### Excerpt to read
When I first tried Lijit, I wasn’t satisfied with the search results. I searched for a direct title in one of our blog posts, and it didn’t come up. As the impatient web customer I am, not hesitant to make a fuss about my problems with a free online service – on another free online service, I posted my quibbles on Twitter. It turns out, Lijit is on Twitter too, and so is Micah Baldwin, who works for Lijit and took time out to answer my quibbles.
It turned out Lijit based their first version on Google’s Custom Search, while developing their own web crawler. Switching Kaplak’s search to Lijit’s own crawler was a huge improvement from Google’s occasional crawl, and made me look much more enthusiastically at what this small team of extremely talented people are doing. I take my hat off for a company which acts so swiftly in response to “customer” sentiments, and make it a priority to help their users along with such friendliness. There are a lot of companies who could learn so much from Lijit. Micah and Lijit gives the expression “listening to the groundswell” a whole new meaning.

### Material provided
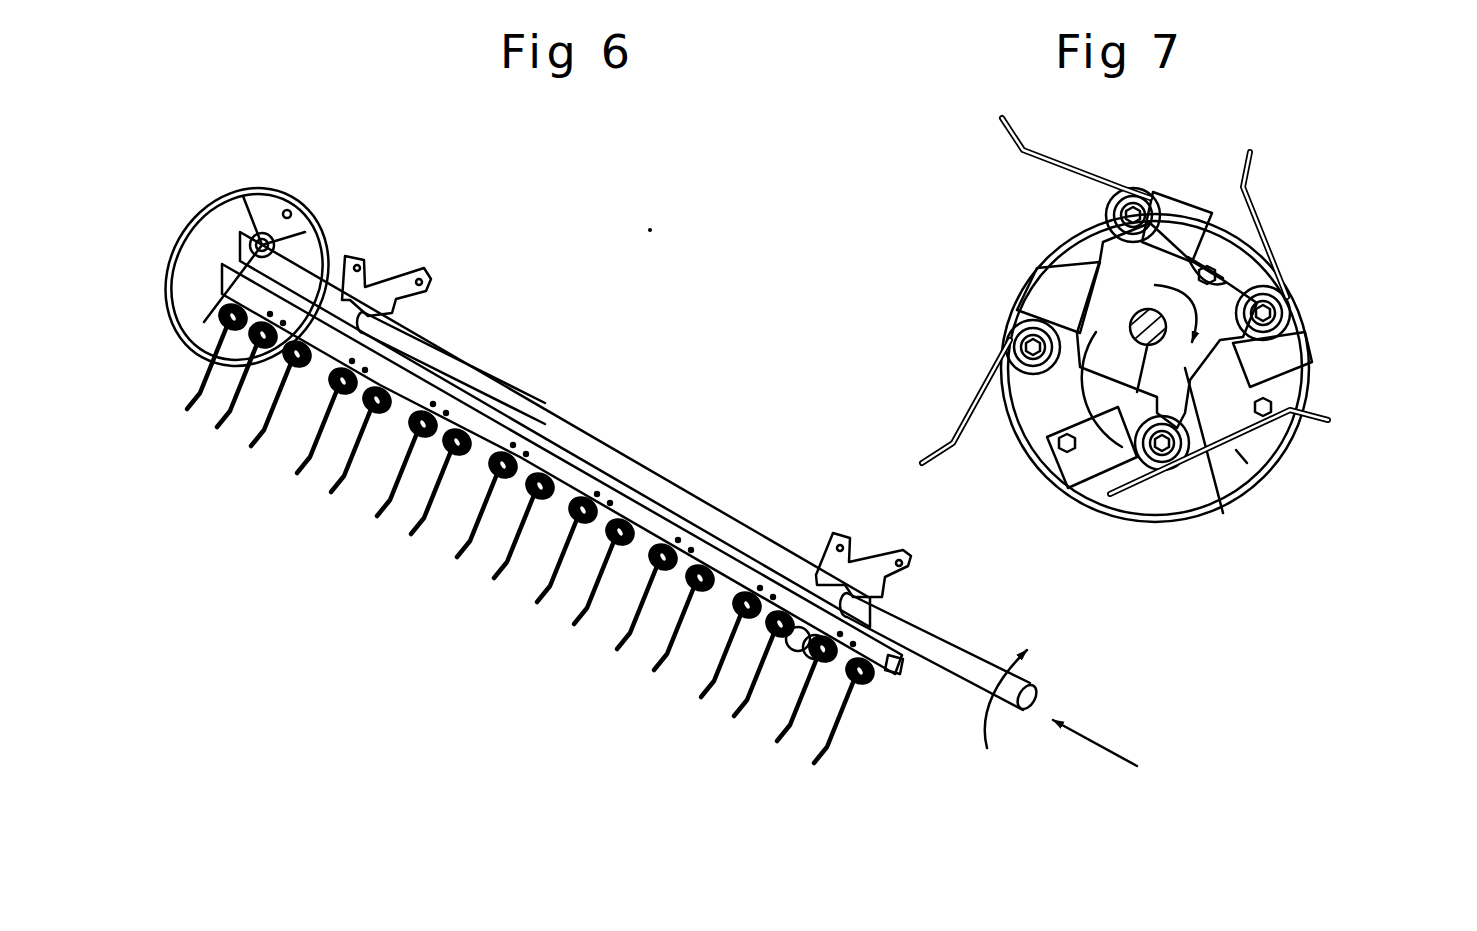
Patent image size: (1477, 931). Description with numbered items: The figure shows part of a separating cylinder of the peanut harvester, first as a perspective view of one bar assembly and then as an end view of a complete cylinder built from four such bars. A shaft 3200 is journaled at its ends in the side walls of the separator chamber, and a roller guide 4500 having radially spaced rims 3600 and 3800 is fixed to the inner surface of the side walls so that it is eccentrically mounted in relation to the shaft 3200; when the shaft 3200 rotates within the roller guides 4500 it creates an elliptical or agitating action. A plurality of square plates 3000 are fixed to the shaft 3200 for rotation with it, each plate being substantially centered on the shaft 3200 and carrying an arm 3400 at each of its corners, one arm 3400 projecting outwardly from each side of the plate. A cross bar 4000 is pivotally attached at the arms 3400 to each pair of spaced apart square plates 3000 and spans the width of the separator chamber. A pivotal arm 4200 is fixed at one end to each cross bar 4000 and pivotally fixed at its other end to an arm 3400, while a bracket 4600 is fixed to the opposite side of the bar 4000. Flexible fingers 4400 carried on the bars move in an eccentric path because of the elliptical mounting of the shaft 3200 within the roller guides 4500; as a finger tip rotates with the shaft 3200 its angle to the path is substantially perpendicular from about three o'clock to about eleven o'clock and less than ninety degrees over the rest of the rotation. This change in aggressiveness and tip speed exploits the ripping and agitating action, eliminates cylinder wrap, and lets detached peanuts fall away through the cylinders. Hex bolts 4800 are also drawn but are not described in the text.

### Set of tasks
1 > Answer these questions from the Lijit passage:
(a) On which service did the writer post complaints about Lijit?
(b) What was Lijit's first version based on?
(c) Who works for Lijit and responded to the writer's complaints?
2 > Resume the passage about the Lijit search service, picking up after its last sentence.

### Answer list
1 >
(a) Twitter
(b) Google's Custom Search
(c) Micah Baldwin

2 >
I like the freshness of Lijit and I like the results after being switched to their own crawler. I have only a few quibbles with it now. It’s got what I’d call some weaknesses in the versatility department, because I can’t control and finetune texts, messages and included sites/webpages as much as I’d like to and was quickly getting accustomed to in my short period of experience using Google’s Custom Search. For instance, I found all of my del.icio.us network automatically included in the search engine, where I’d like the opportunity to handpick whose links got to be included. Lijit’s search engine also wants to categorize results very neatly into “my blog” (even though the Kaplak Blog is not precisely “mine” – it’s the company blog and maintained by me, but not “mine”), “my content” and “my network”. What if we (which we’re probably going to) put the widget on our wiki? – that’s not exactly “mine” either. Our Kaplak universe is not so neatly organized, and while I do like the “Lijit picks” category, I prefer being able to scrap all categorization schemes altogether, get our own adsense stuff on the search results and just get on with finetuning and putting in more sites and feeds to give our visitors the best possible experience.
Lijit can potentially be a great key to tying together the many different platforms we operate on in Kaplak – and one we’d even pay for, if they included premium options we needed. As a company, we still do need search, and if Lijit could potentially even crawl user and product profile pages on our later-upcoming Kaplak Marketplace, we’d have something here, which we’d probably like to pay good human money for.
You can find most of my conversation with Micah via Summize, an online service which has built a search engine on top of Twitter, searching conversations on Twitter in realtime.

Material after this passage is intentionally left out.